SET PROBLEM: Copy each line that has the string "注重创新茶饮方式" somewhere in it.

####################

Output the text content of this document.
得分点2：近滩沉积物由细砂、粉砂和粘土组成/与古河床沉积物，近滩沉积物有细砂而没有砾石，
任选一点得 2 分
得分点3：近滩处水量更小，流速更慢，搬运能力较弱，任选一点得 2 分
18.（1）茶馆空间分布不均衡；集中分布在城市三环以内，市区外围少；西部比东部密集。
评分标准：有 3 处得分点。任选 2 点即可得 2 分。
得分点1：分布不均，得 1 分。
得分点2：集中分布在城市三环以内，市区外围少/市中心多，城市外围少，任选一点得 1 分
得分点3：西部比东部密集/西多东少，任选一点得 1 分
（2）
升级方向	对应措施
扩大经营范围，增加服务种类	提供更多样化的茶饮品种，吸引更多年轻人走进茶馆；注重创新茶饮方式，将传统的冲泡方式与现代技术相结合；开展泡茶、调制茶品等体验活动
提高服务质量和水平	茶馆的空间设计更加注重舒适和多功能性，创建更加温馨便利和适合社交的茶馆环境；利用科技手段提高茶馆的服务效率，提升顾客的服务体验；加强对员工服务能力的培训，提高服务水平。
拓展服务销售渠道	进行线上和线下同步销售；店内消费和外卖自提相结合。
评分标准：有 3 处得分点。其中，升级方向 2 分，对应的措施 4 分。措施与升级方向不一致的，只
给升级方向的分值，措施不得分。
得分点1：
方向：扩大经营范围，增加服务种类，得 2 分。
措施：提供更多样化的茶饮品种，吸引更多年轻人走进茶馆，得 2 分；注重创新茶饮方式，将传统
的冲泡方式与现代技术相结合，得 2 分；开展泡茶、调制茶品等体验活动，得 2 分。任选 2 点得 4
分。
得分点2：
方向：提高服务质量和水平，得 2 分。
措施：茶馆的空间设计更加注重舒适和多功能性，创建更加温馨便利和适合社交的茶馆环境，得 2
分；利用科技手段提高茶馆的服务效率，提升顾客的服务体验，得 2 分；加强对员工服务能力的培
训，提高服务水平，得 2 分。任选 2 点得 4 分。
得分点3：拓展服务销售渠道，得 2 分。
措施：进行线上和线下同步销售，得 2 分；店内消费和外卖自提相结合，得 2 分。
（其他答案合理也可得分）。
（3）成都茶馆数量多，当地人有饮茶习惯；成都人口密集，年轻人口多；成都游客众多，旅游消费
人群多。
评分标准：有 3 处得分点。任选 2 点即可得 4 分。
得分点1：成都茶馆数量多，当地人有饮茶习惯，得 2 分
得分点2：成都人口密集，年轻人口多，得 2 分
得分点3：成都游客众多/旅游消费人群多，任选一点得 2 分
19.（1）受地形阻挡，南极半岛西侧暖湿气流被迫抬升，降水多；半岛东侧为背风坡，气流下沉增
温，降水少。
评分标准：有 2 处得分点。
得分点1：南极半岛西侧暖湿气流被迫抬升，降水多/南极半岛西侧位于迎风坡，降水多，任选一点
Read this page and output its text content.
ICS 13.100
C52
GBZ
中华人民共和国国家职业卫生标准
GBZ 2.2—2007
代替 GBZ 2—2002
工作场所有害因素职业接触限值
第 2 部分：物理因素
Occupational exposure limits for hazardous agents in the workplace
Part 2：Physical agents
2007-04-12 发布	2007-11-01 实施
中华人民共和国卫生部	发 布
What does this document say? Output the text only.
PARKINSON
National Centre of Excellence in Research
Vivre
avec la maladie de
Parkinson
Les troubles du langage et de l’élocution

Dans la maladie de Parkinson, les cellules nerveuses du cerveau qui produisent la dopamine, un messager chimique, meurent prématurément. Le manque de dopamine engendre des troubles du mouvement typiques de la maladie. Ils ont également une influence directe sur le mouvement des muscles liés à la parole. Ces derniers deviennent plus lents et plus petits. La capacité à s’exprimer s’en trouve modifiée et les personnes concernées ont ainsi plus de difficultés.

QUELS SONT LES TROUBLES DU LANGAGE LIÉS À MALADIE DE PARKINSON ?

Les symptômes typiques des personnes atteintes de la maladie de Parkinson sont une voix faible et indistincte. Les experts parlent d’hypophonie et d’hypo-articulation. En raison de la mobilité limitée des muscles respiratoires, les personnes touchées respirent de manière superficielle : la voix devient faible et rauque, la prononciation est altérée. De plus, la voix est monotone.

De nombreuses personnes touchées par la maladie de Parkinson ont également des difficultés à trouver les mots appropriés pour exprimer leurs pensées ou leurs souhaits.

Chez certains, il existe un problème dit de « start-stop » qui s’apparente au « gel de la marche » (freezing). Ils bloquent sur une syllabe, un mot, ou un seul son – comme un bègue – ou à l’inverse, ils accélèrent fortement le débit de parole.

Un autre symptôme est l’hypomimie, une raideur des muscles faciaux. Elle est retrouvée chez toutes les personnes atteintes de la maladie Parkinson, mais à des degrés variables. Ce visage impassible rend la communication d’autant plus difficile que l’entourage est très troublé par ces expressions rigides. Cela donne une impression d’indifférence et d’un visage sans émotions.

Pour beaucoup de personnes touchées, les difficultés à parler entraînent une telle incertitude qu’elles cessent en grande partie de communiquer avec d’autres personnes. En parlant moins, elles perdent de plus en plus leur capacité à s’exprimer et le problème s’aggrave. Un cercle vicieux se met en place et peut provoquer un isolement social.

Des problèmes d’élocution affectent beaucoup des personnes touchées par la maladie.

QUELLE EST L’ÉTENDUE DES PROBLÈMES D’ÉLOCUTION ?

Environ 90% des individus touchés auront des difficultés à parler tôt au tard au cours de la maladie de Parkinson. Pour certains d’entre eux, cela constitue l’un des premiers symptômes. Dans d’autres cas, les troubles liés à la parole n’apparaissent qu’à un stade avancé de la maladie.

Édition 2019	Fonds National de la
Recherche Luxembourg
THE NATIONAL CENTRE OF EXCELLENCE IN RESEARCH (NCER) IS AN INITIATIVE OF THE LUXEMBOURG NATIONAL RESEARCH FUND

####################

COMPLETED TASK:
扩大经营范围，增加服务种类	提供更多样化的茶饮品种，吸引更多年轻人走进茶馆；注重创新茶饮方式，将传统的冲泡方式与现代技术相结合；开展泡茶、调制茶品等体验活动
措施：提供更多样化的茶饮品种，吸引更多年轻人走进茶馆，得 2 分；注重创新茶饮方式，将传统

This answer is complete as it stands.